Data excerpts:
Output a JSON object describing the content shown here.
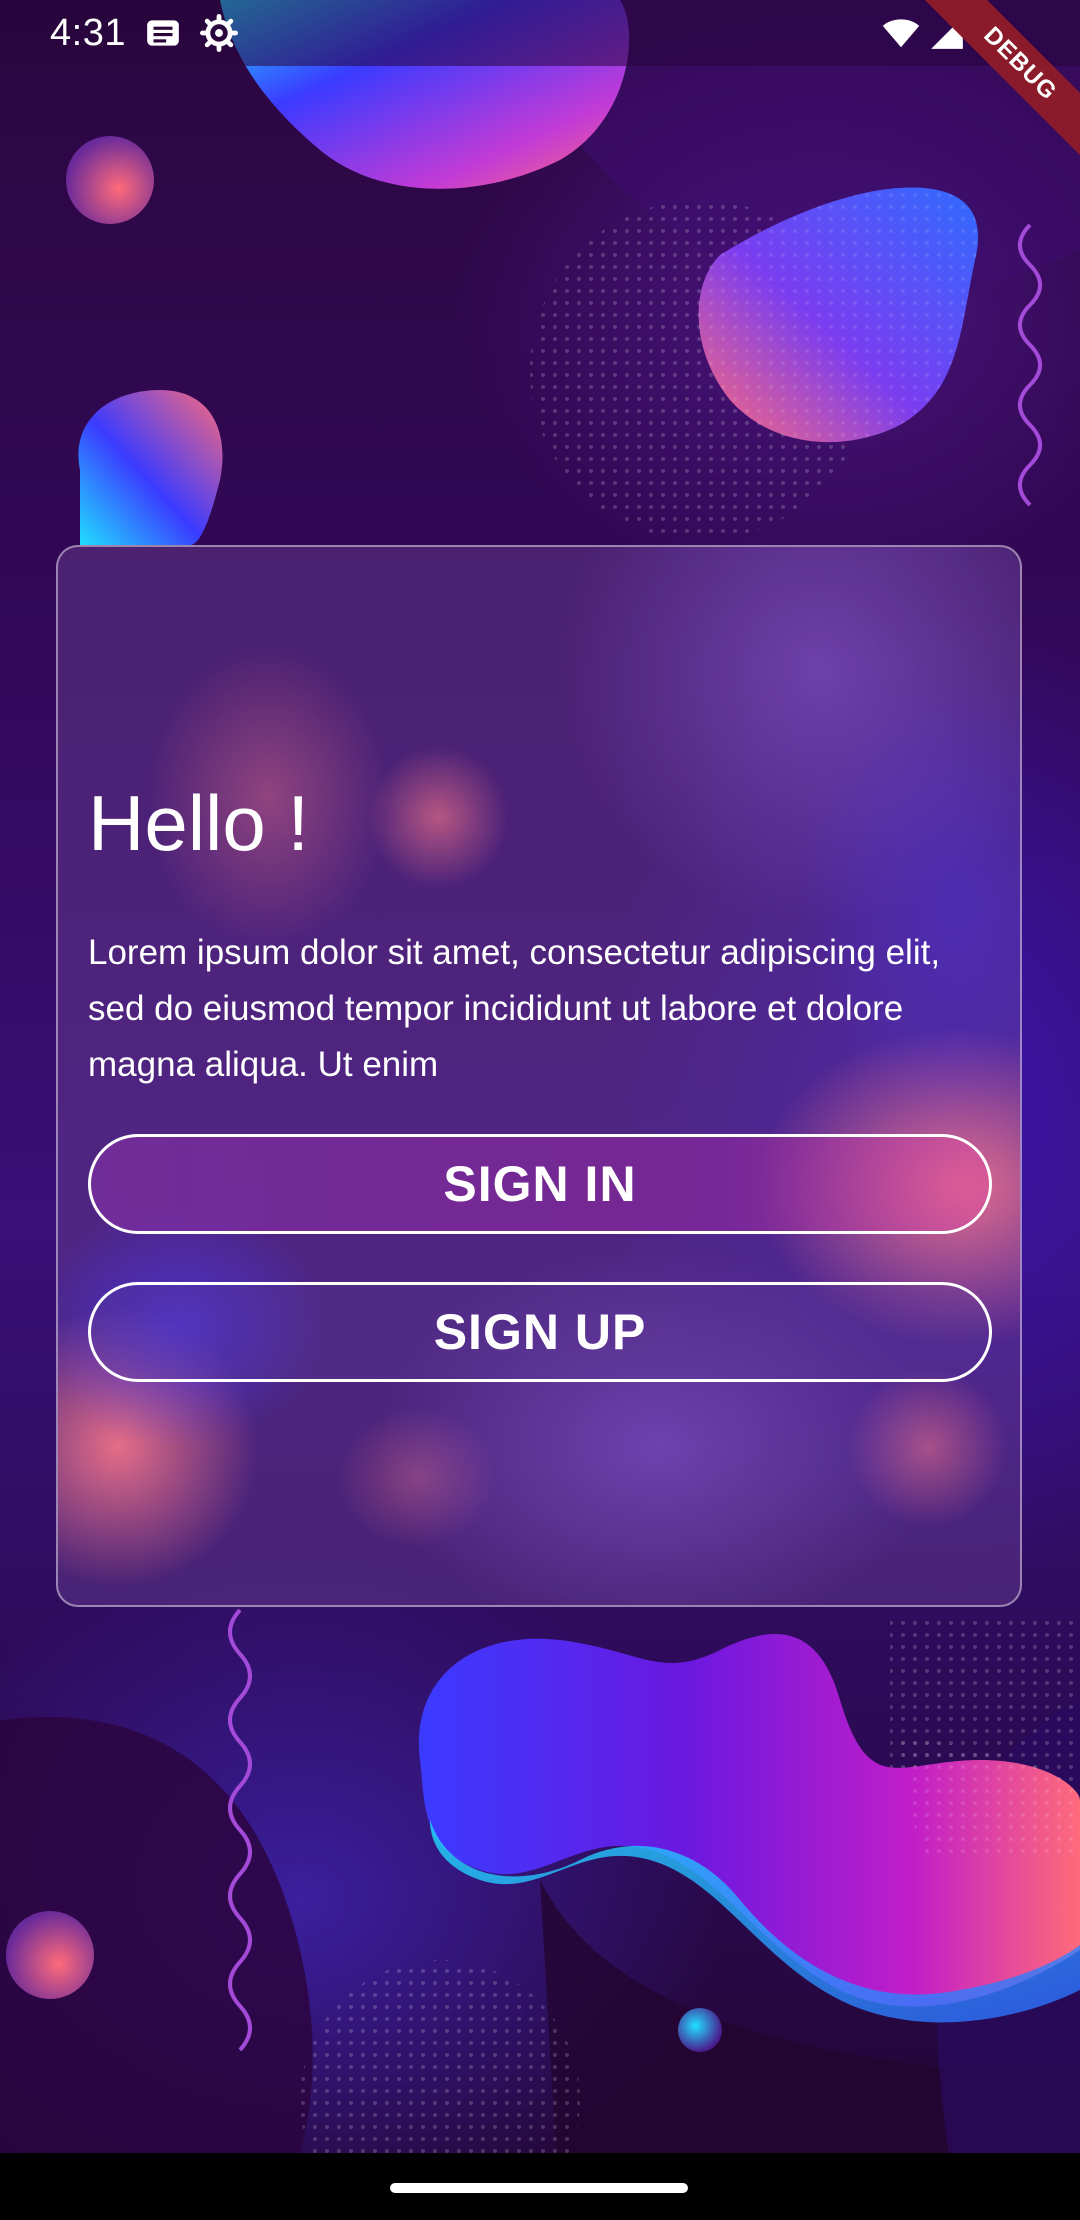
{
  "status_bar": {
    "time": "4:31",
    "icons": [
      "message-notification-icon",
      "settings-gear-icon",
      "wifi-icon",
      "cell-signal-icon"
    ],
    "debug_label": "DEBUG"
  },
  "card": {
    "title": "Hello !",
    "body": "Lorem ipsum dolor sit amet, consectetur adipiscing elit, sed do eiusmod tempor incididunt ut labore et dolore magna aliqua. Ut enim",
    "sign_in_label": "SIGN IN",
    "sign_up_label": "SIGN UP"
  },
  "colors": {
    "background_dark": "#2a0638",
    "accent_purple": "#3a0f78",
    "blob_pink": "#ff6b7a",
    "blob_blue": "#3b3bff",
    "debug_ribbon": "#8b1b2a"
  }
}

**What you will do**:
Drop the pictures and reproduce the rest of the entries above exactly.

**Task result**:
Output a JSON object describing the content shown here.
{
  "status_bar": {
    "time": "4:31",
    "icons": [
      "message-notification-icon",
      "settings-gear-icon",
      "wifi-icon",
      "cell-signal-icon"
    ],
    "debug_label": "DEBUG"
  },
  "card": {
    "title": "Hello !",
    "body": "Lorem ipsum dolor sit amet, consectetur adipiscing elit, sed do eiusmod tempor incididunt ut labore et dolore magna aliqua. Ut enim",
    "sign_in_label": "SIGN IN",
    "sign_up_label": "SIGN UP"
  },
  "colors": {
    "background_dark": "#2a0638",
    "accent_purple": "#3a0f78",
    "blob_pink": "#ff6b7a",
    "blob_blue": "#3b3bff",
    "debug_ribbon": "#8b1b2a"
  }
}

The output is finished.